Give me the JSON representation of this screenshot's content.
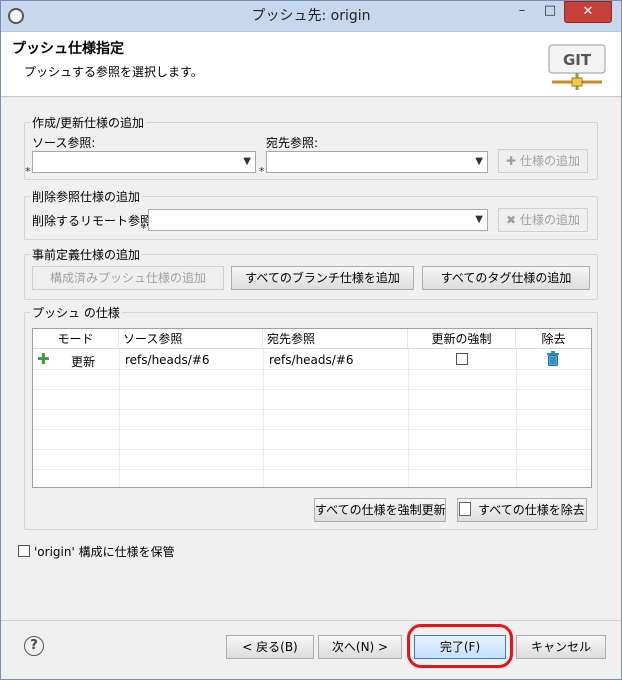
{
  "window": {
    "title": "プッシュ先: origin",
    "minimize": "–",
    "maximize": "□",
    "close": "✕"
  },
  "header": {
    "title": "プッシュ仕様指定",
    "description": "プッシュする参照を選択します。",
    "logo_text": "GIT"
  },
  "add_spec": {
    "group_title": "作成/更新仕様の追加",
    "source_label": "ソース参照:",
    "source_value": "",
    "dest_label": "宛先参照:",
    "dest_value": "",
    "add_button": "仕様の追加"
  },
  "delete_spec": {
    "group_title": "削除参照仕様の追加",
    "remote_label": "削除するリモート参照:",
    "remote_value": "",
    "add_button": "仕様の追加"
  },
  "predefined": {
    "group_title": "事前定義仕様の追加",
    "configured_button": "構成済みプッシュ仕様の追加",
    "all_branches_button": "すべてのブランチ仕様を追加",
    "all_tags_button": "すべてのタグ仕様の追加"
  },
  "push_specs": {
    "group_title": "プッシュ の仕様",
    "columns": [
      "モード",
      "ソース参照",
      "宛先参照",
      "更新の強制",
      "除去"
    ],
    "rows": [
      {
        "mode": "更新",
        "source": "refs/heads/#6",
        "dest": "refs/heads/#6",
        "force": false
      }
    ],
    "force_all_button": "すべての仕様を強制更新",
    "remove_all_button": "すべての仕様を除去"
  },
  "save_option": {
    "label": "'origin' 構成に仕様を保管",
    "checked": false
  },
  "footer": {
    "back_button": "< 戻る(B)",
    "next_button": "次へ(N) >",
    "finish_button": "完了(F)",
    "cancel_button": "キャンセル"
  },
  "colors": {
    "title_bar": "#c7d7ee",
    "close": "#c7403a",
    "highlight": "#e8141b",
    "add_icon": "#3a9a3a",
    "trash_icon": "#2a8fbf"
  }
}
---
● Stated exercise: Write out each entry exactly as given, but skip the pictures.

● Completed exercise:
Give me the JSON representation of this screenshot's content.
{
  "window": {
    "title": "プッシュ先: origin",
    "minimize": "–",
    "maximize": "□",
    "close": "✕"
  },
  "header": {
    "title": "プッシュ仕様指定",
    "description": "プッシュする参照を選択します。",
    "logo_text": "GIT"
  },
  "add_spec": {
    "group_title": "作成/更新仕様の追加",
    "source_label": "ソース参照:",
    "source_value": "",
    "dest_label": "宛先参照:",
    "dest_value": "",
    "add_button": "仕様の追加"
  },
  "delete_spec": {
    "group_title": "削除参照仕様の追加",
    "remote_label": "削除するリモート参照:",
    "remote_value": "",
    "add_button": "仕様の追加"
  },
  "predefined": {
    "group_title": "事前定義仕様の追加",
    "configured_button": "構成済みプッシュ仕様の追加",
    "all_branches_button": "すべてのブランチ仕様を追加",
    "all_tags_button": "すべてのタグ仕様の追加"
  },
  "push_specs": {
    "group_title": "プッシュ の仕様",
    "columns": [
      "モード",
      "ソース参照",
      "宛先参照",
      "更新の強制",
      "除去"
    ],
    "rows": [
      {
        "mode": "更新",
        "source": "refs/heads/#6",
        "dest": "refs/heads/#6",
        "force": false
      }
    ],
    "force_all_button": "すべての仕様を強制更新",
    "remove_all_button": "すべての仕様を除去"
  },
  "save_option": {
    "label": "'origin' 構成に仕様を保管",
    "checked": false
  },
  "footer": {
    "back_button": "< 戻る(B)",
    "next_button": "次へ(N) >",
    "finish_button": "完了(F)",
    "cancel_button": "キャンセル"
  },
  "colors": {
    "title_bar": "#c7d7ee",
    "close": "#c7403a",
    "highlight": "#e8141b",
    "add_icon": "#3a9a3a",
    "trash_icon": "#2a8fbf"
  }
}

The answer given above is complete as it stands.